**Task statement**
Check each line below for the word "bottom", and copy those that have it.

=== Source records ===

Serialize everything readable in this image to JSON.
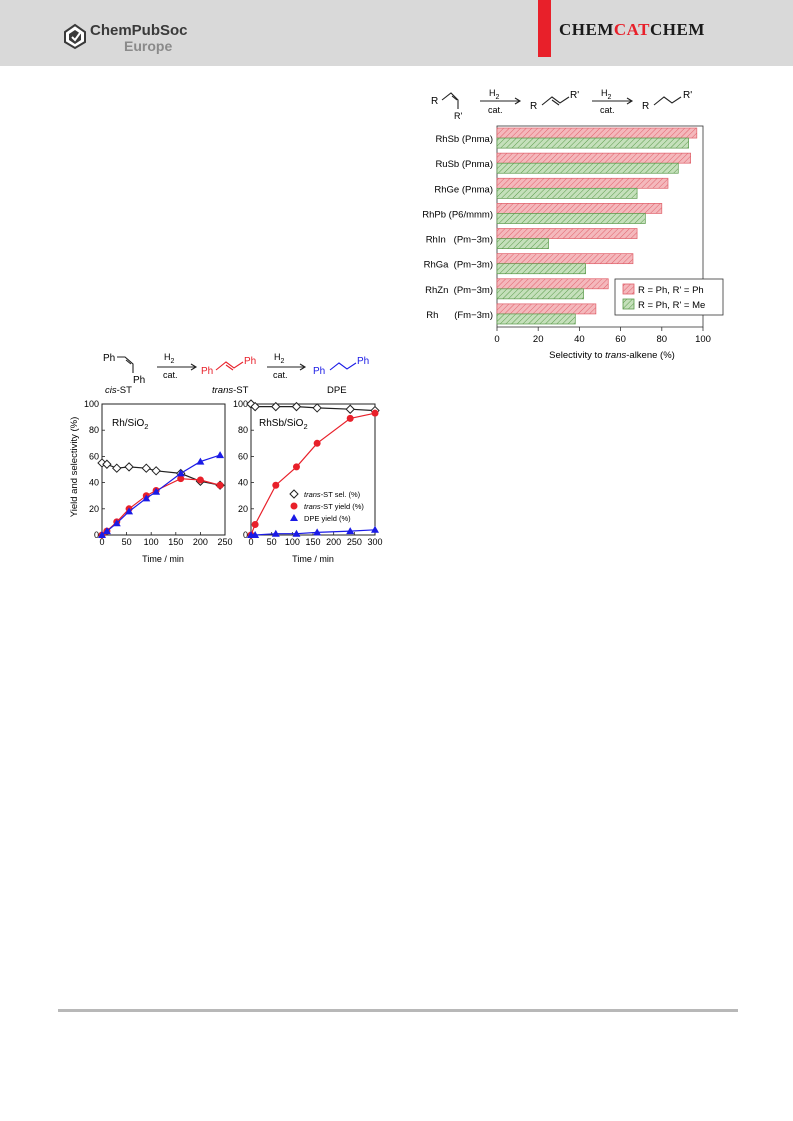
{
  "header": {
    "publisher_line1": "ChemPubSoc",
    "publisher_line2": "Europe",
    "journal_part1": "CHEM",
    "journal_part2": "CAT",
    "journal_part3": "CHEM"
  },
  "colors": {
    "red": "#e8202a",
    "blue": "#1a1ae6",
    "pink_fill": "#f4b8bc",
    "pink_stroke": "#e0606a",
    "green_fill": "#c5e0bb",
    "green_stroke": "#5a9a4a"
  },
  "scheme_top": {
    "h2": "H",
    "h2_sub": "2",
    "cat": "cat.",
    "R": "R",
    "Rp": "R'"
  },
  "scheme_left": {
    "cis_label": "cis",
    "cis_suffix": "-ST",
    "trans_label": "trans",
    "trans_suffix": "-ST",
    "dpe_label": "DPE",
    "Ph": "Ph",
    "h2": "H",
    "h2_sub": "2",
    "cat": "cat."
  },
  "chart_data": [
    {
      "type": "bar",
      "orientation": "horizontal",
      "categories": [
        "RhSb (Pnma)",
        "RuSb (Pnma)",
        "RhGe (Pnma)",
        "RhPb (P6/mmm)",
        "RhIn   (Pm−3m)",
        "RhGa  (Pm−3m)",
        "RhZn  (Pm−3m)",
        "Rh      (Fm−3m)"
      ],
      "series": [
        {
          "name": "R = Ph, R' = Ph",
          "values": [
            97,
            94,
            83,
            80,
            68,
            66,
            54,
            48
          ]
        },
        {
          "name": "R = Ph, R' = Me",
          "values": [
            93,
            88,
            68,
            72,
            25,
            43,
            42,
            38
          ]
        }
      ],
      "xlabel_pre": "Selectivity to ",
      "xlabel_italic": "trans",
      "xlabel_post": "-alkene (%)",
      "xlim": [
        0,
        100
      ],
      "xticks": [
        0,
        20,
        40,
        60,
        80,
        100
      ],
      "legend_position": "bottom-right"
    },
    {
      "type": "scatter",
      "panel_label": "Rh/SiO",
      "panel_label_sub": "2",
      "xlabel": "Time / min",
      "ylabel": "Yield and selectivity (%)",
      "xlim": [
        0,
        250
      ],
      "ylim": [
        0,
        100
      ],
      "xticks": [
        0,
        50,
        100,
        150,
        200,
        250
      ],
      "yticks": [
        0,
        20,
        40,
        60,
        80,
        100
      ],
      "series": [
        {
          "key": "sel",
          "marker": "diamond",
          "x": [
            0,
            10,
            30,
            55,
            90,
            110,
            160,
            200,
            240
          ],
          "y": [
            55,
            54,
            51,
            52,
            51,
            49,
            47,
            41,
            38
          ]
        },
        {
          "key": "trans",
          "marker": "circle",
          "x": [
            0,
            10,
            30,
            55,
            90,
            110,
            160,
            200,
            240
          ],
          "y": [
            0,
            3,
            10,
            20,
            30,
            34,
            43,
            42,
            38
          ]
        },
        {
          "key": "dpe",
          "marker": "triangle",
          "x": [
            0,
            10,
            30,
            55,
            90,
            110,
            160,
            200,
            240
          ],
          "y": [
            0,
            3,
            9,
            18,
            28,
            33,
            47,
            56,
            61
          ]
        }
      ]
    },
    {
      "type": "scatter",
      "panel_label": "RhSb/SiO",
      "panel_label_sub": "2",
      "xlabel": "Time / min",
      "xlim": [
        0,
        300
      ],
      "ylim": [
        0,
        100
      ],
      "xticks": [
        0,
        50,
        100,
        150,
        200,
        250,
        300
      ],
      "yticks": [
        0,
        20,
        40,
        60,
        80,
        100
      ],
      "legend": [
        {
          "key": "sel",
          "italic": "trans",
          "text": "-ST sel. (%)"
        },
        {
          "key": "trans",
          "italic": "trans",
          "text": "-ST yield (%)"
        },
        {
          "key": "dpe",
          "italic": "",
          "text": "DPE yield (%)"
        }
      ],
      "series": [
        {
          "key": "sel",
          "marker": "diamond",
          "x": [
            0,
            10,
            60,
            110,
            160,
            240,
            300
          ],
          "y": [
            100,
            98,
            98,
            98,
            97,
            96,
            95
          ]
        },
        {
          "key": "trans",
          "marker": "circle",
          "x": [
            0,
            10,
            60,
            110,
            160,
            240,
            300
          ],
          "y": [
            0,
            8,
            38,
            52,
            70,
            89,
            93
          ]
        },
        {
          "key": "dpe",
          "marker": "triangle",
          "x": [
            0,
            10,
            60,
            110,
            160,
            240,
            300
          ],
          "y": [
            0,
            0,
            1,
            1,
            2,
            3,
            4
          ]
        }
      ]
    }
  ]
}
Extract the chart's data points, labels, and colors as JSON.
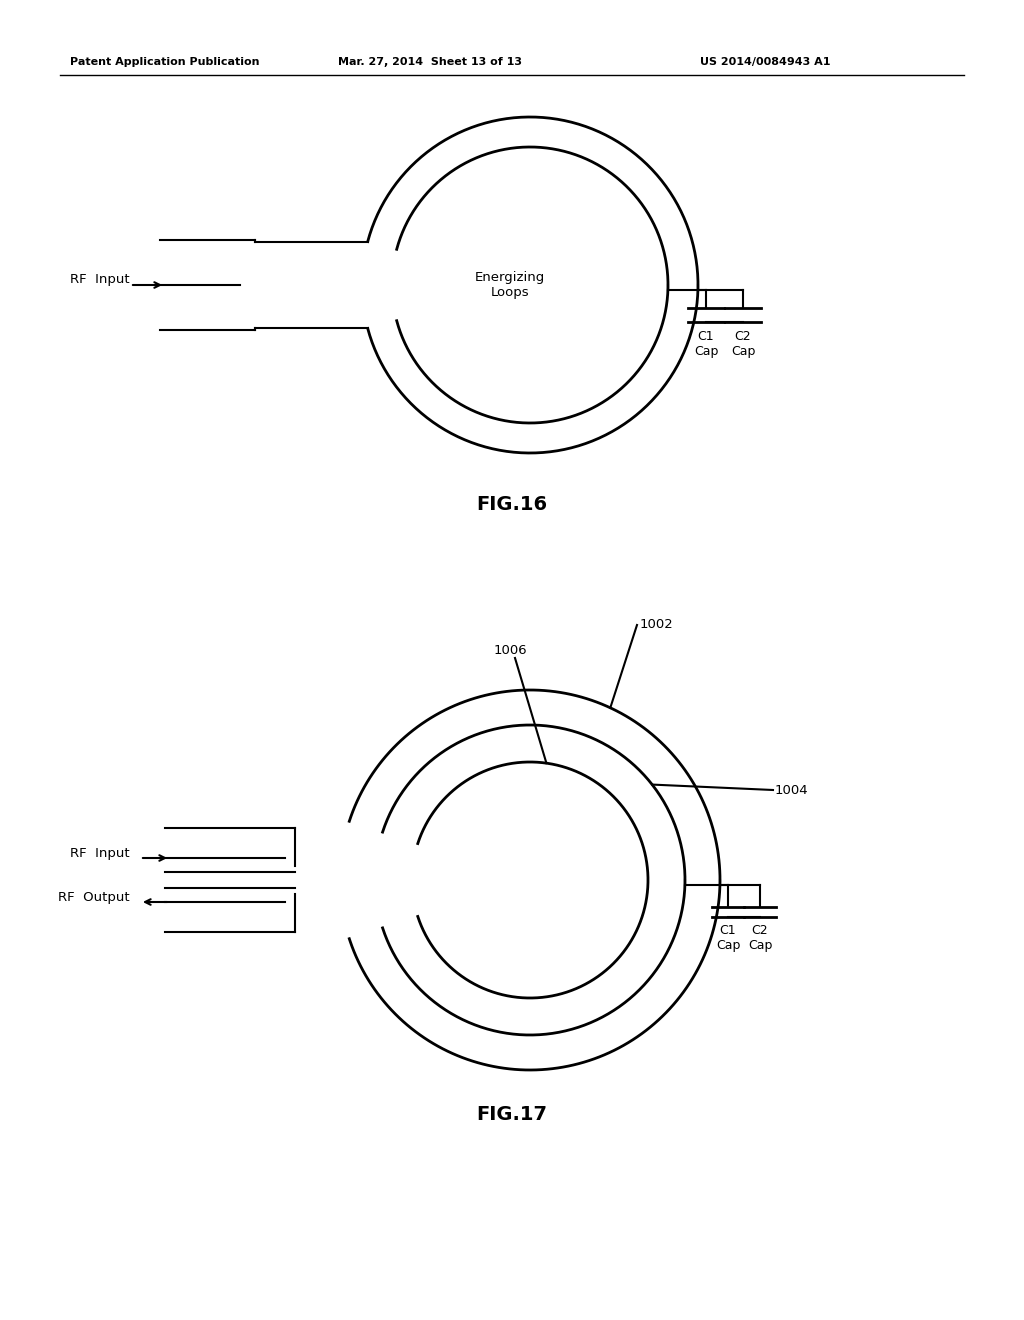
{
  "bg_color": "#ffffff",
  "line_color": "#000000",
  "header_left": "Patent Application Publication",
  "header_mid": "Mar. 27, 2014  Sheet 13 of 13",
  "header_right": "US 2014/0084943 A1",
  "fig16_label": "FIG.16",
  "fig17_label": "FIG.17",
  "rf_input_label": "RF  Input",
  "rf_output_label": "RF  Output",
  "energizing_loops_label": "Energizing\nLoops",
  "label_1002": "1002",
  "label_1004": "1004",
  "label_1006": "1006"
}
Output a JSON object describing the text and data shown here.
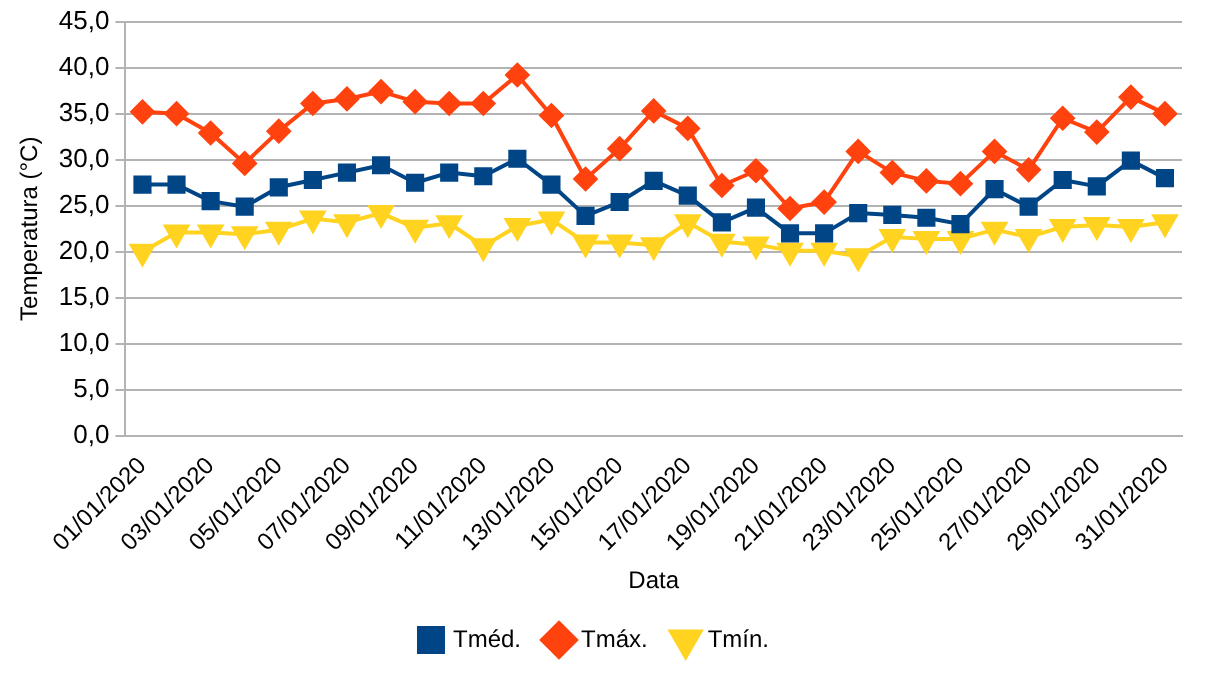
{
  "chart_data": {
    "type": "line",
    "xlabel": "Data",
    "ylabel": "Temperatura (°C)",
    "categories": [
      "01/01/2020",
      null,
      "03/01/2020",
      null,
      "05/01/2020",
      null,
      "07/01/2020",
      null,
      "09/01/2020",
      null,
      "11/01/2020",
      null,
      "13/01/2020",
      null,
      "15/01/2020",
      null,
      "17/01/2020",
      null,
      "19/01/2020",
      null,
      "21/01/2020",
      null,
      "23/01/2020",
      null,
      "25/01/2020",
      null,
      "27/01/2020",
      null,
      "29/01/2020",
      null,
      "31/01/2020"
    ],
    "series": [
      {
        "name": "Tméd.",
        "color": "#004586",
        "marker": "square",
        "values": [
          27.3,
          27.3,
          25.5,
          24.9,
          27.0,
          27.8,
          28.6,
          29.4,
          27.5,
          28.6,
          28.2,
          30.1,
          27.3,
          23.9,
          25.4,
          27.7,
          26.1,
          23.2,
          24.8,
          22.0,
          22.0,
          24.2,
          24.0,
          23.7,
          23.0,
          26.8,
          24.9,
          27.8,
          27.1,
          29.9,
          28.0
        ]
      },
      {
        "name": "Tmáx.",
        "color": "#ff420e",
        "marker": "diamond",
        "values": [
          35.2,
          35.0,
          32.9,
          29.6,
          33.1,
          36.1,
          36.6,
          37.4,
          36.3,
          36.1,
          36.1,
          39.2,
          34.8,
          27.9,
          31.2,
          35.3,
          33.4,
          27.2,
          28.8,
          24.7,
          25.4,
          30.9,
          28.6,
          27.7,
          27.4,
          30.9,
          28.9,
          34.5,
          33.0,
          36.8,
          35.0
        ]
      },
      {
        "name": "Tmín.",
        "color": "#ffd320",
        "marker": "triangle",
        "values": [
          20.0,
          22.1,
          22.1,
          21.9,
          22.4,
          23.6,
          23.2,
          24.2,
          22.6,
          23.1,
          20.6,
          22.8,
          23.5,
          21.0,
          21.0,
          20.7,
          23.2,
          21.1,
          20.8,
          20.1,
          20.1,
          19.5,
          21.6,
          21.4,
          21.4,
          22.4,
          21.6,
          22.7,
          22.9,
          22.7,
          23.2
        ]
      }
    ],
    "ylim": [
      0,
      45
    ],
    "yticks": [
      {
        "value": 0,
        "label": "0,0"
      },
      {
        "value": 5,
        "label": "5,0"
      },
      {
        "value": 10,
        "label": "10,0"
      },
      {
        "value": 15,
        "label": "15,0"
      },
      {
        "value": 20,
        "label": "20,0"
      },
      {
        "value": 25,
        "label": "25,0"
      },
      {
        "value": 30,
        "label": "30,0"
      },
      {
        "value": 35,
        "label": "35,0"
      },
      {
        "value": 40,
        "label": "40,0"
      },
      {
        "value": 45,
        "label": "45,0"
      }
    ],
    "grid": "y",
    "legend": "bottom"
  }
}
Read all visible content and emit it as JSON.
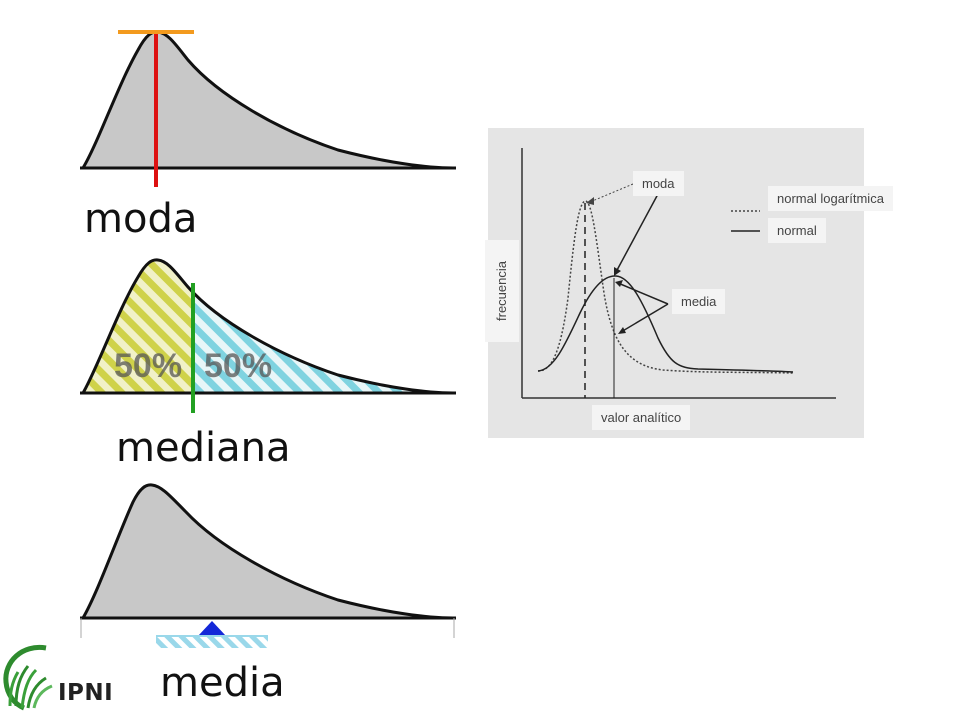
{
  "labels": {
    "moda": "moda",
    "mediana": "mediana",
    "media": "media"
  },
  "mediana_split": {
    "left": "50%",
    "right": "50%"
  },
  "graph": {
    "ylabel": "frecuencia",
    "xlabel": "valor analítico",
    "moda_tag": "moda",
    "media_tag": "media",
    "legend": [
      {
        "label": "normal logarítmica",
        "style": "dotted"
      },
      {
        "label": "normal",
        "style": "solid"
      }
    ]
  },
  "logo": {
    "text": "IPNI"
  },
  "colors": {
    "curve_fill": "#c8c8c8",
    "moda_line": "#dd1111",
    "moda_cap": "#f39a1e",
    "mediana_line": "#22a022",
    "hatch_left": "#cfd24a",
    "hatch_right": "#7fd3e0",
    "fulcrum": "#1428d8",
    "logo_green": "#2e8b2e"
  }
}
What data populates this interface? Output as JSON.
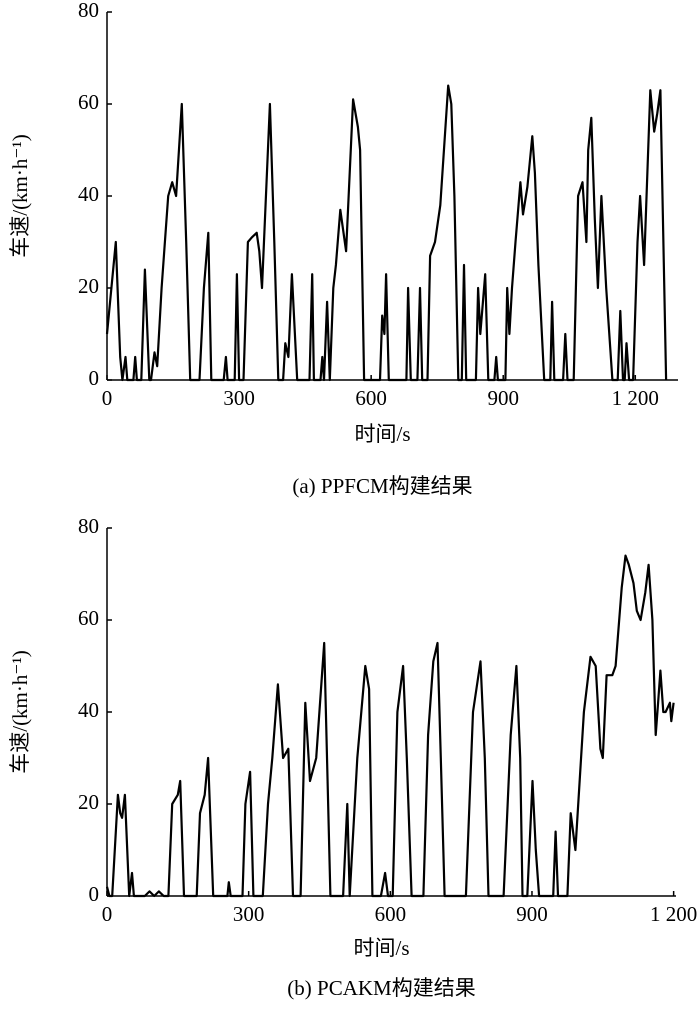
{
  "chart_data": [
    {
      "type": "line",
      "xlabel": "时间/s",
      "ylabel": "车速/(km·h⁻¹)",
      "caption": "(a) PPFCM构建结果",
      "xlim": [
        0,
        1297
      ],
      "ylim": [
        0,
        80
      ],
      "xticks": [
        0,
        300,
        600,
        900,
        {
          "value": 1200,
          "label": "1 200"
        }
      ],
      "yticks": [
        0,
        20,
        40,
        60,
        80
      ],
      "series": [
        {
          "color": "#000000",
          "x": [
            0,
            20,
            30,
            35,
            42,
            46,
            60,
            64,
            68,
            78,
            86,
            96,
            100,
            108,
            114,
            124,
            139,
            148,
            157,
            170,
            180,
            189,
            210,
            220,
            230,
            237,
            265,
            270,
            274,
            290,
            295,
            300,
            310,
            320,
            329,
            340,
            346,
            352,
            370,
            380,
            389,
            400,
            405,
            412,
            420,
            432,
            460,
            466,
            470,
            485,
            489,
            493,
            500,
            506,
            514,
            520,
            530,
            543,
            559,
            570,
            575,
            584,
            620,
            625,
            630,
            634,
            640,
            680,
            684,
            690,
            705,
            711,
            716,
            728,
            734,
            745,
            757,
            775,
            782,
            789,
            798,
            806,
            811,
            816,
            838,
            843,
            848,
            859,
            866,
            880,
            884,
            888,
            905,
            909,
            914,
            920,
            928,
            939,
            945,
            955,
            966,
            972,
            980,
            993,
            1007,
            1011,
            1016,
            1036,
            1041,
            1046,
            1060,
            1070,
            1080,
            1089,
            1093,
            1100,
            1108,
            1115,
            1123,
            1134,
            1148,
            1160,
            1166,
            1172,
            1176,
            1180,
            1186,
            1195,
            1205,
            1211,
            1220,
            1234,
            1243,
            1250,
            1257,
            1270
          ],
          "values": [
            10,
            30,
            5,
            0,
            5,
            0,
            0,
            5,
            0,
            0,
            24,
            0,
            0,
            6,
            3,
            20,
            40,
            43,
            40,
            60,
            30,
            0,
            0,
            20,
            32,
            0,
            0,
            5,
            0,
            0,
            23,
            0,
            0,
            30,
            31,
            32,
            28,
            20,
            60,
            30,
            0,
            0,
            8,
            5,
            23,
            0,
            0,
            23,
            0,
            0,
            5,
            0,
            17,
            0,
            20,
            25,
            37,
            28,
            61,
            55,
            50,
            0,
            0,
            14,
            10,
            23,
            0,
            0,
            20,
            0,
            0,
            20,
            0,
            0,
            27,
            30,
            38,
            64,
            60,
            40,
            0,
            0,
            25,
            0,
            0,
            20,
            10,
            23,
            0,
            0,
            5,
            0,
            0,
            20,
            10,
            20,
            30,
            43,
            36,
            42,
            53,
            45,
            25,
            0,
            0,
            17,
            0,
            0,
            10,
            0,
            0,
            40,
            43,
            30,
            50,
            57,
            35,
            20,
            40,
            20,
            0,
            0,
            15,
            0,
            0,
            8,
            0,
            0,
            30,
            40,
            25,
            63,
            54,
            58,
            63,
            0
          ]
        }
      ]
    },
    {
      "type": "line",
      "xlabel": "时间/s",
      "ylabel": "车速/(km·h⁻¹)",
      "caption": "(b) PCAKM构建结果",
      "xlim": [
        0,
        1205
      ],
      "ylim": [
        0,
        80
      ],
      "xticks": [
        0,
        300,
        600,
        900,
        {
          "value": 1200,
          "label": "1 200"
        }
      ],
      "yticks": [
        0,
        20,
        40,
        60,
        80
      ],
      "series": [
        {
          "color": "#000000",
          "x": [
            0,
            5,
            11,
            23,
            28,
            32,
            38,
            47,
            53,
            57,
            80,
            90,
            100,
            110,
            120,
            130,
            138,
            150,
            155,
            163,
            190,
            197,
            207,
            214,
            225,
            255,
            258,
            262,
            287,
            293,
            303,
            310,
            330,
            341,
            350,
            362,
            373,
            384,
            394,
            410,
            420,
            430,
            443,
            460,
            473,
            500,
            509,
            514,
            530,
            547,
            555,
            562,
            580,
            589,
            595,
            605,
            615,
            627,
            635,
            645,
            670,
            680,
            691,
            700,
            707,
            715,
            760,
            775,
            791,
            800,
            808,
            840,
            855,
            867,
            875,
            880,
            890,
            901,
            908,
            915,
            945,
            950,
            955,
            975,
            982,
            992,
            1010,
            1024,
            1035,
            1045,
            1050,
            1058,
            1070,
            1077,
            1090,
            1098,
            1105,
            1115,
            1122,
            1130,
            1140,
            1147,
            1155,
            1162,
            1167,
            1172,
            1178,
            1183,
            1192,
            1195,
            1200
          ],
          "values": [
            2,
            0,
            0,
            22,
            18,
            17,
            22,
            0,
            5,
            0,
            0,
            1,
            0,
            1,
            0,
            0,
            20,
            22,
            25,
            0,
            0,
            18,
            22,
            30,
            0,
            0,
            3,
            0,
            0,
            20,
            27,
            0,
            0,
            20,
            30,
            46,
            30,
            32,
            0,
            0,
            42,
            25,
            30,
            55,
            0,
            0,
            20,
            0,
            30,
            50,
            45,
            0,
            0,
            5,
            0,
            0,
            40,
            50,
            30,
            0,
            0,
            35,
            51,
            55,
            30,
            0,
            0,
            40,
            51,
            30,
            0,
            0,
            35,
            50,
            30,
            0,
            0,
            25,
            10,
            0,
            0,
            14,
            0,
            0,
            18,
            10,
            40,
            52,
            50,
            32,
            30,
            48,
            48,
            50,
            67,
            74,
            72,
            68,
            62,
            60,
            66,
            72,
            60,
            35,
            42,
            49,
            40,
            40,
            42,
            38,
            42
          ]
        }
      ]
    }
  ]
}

===

**The result**
      "legend_position": "bottom-right"
    "legend": "bottom"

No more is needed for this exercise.